→ Aufgaben:
1: Wiederhole aus dem Forumstext alles von "Beitrag von dago" bis hinunter zu "Abspielzwecken nutzen kann." wörtlich.
2: Was geschieht laut dem Forumstext mit einer A77ORF, wenn man sie für ein Jahr den Lasten professionellen Betriebs überantwortet?

→ Untersuchter Text:
━━━━━━━━━━

Man muss halt auch hier hinschauen, sich um Umsicht bemühen; im einen, wie im anderen Fall. Vielleicht erfahren wir von dago ja auch noch das eine oder andere.
Betreibt man eine A77ORF im 'gemeinten' Rahmen, ist der klangqualitative Unterschied zur A80 absolut marginal. Überantwortet man eine A77ORF für ein Jahr den Lasten professionellen Betriebs, ist sie nach einer Woche defekt. Die A80 kommt dann langsam in Fahrt.

Hans-Joachim
Zuletzt geändert von PhonoMax am Freitag 13. März 2009, 06:08, insgesamt 1-mal geändert.
dago
Haudegen
Haudegen
Beiträge: 276
Registriert: Freitag 12. September 2008, 20:08
Wohnort: Obersulm
Vergebene Danksagungen: 33
Erhaltene Danksagungen: 17

Re: B77 auf +6dB Studiopegel

Beitrag von dago »

Hallo zusammen,

so, nun habe ich ausführlich getestet und erfreulicherweise festgestellt, dass ich die B77 ohne Probleme zu Abspielzwecken nutzen kann.

━━━━━━━━━━

→ Vorliegende Daten:
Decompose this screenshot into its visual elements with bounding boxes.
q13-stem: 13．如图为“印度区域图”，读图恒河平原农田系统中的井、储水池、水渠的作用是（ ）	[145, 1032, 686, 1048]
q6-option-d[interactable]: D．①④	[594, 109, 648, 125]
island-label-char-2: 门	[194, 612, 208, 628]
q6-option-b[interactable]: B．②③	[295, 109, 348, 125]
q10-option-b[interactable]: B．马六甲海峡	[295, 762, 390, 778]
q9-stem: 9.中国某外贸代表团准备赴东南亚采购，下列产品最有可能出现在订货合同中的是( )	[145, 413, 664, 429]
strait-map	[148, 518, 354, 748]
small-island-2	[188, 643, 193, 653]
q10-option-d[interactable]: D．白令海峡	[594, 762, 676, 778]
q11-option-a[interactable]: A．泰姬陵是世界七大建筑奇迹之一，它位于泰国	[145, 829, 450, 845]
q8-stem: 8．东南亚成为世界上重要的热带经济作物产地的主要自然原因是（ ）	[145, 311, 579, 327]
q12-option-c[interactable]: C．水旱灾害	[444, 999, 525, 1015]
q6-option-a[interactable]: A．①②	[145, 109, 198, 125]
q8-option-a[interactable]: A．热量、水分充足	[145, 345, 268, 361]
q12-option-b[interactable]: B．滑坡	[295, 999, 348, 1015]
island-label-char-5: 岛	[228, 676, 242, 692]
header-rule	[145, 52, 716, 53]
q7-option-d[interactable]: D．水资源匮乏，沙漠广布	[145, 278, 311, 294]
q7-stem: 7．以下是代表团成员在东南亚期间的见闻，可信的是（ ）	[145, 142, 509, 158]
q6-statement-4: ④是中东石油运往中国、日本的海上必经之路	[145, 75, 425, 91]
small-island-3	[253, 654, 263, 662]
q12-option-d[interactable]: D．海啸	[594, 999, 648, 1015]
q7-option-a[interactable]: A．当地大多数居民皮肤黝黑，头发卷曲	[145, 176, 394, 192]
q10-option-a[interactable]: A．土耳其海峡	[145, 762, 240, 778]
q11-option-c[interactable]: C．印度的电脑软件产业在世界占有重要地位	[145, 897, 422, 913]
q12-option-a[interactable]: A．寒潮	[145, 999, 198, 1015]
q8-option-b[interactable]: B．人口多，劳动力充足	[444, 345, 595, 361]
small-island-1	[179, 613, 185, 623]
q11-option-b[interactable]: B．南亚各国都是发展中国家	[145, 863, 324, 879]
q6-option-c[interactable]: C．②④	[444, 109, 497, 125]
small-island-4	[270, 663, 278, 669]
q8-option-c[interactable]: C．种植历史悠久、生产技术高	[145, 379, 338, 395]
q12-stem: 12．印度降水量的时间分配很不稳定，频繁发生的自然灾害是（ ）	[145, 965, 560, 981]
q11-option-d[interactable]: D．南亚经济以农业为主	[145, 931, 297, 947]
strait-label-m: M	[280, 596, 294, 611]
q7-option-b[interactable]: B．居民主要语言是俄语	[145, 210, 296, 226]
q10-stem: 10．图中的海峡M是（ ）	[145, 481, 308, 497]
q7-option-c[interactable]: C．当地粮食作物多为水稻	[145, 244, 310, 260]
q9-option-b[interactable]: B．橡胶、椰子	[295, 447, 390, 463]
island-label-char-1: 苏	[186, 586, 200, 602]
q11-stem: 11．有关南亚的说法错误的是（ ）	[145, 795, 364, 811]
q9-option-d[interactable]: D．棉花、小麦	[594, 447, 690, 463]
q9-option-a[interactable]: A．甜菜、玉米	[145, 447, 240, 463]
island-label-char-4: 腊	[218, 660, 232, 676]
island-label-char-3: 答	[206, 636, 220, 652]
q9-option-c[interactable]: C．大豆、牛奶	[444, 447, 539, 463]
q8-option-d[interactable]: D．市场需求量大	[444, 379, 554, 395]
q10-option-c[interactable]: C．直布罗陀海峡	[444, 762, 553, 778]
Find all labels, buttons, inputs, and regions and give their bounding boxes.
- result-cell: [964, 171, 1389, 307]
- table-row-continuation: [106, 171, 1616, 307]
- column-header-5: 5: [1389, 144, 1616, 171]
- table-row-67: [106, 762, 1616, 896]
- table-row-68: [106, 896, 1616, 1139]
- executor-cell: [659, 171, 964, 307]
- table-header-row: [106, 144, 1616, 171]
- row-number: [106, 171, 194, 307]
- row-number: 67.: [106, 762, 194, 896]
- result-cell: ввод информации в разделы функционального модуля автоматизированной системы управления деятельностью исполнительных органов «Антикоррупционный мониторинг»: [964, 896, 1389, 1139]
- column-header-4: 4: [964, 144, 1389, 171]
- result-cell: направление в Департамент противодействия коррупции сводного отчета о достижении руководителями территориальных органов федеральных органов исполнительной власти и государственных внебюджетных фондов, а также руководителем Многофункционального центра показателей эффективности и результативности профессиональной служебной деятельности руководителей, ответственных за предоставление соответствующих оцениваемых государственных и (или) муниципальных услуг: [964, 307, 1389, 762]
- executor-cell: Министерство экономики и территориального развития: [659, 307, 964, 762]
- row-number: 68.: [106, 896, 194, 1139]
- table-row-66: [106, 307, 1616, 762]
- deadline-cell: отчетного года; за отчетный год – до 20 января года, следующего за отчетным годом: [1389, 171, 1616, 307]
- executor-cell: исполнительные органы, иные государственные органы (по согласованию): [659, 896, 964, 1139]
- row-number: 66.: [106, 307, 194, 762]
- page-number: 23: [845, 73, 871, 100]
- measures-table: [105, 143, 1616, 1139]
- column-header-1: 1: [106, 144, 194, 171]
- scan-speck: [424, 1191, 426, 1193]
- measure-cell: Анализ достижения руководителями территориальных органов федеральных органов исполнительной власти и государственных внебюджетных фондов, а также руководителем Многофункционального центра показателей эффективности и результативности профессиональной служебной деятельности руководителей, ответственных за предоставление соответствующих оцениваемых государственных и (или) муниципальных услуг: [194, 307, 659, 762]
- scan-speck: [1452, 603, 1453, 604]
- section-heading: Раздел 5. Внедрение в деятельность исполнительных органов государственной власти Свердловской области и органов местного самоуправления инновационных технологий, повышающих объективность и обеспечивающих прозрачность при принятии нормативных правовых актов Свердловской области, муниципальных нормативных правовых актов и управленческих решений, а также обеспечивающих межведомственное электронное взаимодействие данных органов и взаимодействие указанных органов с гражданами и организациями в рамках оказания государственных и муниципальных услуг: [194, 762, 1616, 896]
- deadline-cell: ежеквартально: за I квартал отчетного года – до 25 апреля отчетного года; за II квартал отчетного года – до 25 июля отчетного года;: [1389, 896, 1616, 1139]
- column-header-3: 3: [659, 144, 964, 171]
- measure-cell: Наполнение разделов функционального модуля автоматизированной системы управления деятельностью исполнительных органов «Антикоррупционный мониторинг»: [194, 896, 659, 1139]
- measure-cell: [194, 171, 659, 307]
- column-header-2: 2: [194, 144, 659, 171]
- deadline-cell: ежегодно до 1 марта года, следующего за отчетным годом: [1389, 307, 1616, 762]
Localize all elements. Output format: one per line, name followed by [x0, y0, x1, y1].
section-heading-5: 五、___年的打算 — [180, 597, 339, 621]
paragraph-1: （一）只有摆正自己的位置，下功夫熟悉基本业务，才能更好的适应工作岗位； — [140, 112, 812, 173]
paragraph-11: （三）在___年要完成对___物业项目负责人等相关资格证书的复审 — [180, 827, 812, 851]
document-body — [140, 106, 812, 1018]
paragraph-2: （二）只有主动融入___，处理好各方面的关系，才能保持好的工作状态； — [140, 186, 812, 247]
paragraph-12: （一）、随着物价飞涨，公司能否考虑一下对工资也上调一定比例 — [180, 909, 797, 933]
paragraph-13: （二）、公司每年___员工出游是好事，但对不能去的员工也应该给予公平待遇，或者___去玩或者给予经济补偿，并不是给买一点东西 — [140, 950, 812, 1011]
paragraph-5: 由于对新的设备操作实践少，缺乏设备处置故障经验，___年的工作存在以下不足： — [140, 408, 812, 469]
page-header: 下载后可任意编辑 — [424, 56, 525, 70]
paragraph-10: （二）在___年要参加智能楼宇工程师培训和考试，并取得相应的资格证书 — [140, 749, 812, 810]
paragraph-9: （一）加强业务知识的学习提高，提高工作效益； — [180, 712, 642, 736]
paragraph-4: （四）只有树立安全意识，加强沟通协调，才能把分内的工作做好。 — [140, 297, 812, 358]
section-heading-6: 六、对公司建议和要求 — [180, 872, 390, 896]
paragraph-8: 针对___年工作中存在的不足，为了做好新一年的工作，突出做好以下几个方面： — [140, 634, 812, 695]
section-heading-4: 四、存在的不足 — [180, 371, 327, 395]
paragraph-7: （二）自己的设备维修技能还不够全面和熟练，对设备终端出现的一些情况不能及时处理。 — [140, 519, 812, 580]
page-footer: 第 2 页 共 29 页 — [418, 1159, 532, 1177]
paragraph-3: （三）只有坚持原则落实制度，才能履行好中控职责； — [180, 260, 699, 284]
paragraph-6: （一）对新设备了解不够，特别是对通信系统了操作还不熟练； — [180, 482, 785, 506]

━━━━━━━━━━

→ Lösungen:
1:
Beitrag von dago »

Hallo zusammen,

so, nun habe ich ausführlich getestet und erfreulicherweise festgestellt, dass ich die B77 ohne Probleme zu Abspielzwecken nutzen kann.

2: Sie ist nach einer Woche defekt.